* **Extrait du texte**
+---+

23 juin 1918… 103 années jour pour jour. Catégorisé comme compositeur boursouflé et ringard, Max Reger est tombé dans l’oubli. Certes, son écriture est parfois éprouvante, mais son Hymne à l’amour, par exemple, ne mérite pas qu’on supprime tout son œuvre.

On a tellement pris l’habitude de cantonner Max Reger (1873-1916) dans la catégorie infamante des compositeurs boursouflés et ringards qu’on finit par oublier jusqu’ à son nom. Il est pourtant un élément très important de la musique germanique de la fin du XIXe siècle et du début du XXe. Amoureux de Bach et des orchestrations massives, il fut aussi un pédagogue apprécié, tout comme sa musique, prisée même par Schönberg, alors que Reger ne renoncera jamais à la tonalité.

À l’été 1914, il réchappe d’une crise cardiaque. Il a à peine plus de quarante ans et ce choc lui inspire au mois d’août suivant ce qu’il va appeler « Hymne à l’amour » (Hymnus der Liebe), sur un poème de Ludwig Jakobowski, texte un peu extatique sur lequel je ne reviendrai pas. Contrairement à ce qu’on pourrait penser, il ne s’agit pas d’un chant pour l’être aimé, mais une supplique à Dieu lui-même. Il lui demande de l’aimer assez pour l’aider à combattre les esprits de la Nuit, à les éliminer et ainsi à vivre heureux.

+---+

* **À faire 1**
D'après le texte sur Max Reger, sur le poème de quel auteur repose son Hymne à l'amour ?
* **À faire 2**
Poursuivez le texte sur Max Reger après sa dernière phrase.
Les items qui suivent ne sont pas utiles ici.

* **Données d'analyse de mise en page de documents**
+---+

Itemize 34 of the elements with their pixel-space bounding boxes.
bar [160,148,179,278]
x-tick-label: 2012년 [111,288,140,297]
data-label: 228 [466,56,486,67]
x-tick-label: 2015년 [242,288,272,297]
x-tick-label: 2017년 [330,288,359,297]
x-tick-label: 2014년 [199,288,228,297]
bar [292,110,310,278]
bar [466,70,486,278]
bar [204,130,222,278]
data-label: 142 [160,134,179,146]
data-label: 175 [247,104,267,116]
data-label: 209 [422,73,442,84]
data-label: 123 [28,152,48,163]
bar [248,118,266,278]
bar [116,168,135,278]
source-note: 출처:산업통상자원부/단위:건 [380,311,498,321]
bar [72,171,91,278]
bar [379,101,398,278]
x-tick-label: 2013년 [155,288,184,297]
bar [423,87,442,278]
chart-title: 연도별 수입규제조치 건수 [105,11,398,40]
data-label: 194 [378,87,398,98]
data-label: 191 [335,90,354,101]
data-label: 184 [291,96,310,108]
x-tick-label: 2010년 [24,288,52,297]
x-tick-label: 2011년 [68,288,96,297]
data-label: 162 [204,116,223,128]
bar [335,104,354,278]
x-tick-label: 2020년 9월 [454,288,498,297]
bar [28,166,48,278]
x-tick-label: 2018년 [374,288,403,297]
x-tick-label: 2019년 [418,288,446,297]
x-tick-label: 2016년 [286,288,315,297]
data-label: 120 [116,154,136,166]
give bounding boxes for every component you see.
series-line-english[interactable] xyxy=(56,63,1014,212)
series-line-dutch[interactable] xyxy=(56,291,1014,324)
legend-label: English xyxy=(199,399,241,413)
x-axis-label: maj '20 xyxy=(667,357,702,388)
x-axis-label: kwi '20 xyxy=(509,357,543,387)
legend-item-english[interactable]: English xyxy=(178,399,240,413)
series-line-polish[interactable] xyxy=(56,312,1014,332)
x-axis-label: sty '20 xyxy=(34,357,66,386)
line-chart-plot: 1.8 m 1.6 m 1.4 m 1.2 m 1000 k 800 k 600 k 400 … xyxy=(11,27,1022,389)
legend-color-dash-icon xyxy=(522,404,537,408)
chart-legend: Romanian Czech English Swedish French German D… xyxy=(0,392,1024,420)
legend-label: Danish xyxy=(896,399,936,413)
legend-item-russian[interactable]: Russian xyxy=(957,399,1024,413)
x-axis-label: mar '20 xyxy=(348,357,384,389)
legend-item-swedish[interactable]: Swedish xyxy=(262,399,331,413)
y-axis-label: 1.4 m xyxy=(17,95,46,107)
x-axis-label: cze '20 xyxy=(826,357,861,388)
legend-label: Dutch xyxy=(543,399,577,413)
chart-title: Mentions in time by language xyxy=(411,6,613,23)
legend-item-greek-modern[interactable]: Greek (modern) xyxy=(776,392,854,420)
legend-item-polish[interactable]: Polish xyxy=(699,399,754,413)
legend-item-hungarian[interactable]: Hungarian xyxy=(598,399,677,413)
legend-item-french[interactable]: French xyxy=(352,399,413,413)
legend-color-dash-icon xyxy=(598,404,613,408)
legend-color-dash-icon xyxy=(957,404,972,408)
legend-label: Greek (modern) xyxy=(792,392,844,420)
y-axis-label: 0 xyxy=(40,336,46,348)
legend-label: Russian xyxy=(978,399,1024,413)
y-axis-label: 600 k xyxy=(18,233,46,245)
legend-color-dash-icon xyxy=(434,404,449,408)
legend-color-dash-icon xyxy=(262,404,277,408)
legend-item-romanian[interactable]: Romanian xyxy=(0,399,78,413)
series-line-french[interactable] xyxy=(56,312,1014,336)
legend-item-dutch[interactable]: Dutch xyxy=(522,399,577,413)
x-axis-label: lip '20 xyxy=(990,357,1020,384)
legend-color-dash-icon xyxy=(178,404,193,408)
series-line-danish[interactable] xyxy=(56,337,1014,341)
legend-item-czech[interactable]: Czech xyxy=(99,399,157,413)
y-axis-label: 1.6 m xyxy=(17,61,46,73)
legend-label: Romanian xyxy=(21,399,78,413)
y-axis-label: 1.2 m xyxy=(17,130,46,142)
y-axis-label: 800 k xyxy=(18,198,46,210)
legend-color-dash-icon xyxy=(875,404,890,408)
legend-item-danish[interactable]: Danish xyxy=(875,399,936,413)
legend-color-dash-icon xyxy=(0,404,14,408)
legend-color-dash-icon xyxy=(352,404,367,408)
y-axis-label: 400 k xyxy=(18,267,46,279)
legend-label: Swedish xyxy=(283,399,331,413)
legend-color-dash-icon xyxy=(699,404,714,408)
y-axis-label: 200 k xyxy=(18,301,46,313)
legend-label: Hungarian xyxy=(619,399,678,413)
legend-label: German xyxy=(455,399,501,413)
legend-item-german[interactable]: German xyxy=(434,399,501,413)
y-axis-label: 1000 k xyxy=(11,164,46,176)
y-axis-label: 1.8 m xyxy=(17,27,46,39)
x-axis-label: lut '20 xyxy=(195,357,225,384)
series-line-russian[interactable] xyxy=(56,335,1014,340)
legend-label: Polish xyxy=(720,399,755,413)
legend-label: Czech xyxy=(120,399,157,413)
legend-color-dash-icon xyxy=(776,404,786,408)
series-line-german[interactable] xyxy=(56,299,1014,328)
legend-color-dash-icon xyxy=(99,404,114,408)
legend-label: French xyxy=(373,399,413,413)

+---+

* **Résultat 1**
Sur un poème de Ludwig Jakobowski.

* **Résultat 2**
La partition est pour baryton (ou contralto) et orchestre et dure un petit quart d’heure. Elle est assez typique du style de Reger, très riche sur le plan de l’accompagnement orchestral, richesse qui peut paraître indigeste à beaucoup, un peu comme Richard Strauss, le génie en moins. L’œuvre est dédiée à Fritz et Gretel Stein (Fritz Stein est un chef d’orchestre et un théologien). Malheureusement, le fervent Reger ne sera pas vraiment entendu par l’Éternel car, moins de deux ans plus tard, une nouvelle crise cardiaque l’emporte pour de bon alors qu’il se trouve dans un hôtel à Leipzig, où il enseignait en alternance avec Iéna.

Cet hymne est donc créé de façon posthume à Iéna, justement, voici cent cinq ans aujourd’hui. C’est le grand chef d’orchestre Fritz Busch, jeune ami de Max Reger, qui dirige l’orchestre philharmonique de Berlin, avec le baryton Albert Fischer en soliste.

Plusieurs décennies plus tard, Dietrich Fischer-Dieskau interprète l’œuvre à Hambourg, sous la direction de Gerd Albrecht. La voix tendue et les inflexions qu’on sent douloureuses traduisent la richesse et le caractère éprouvant de l’écriture de Reger, qui ne mérite néanmoins pas l’oubli dans lequel il est tenu.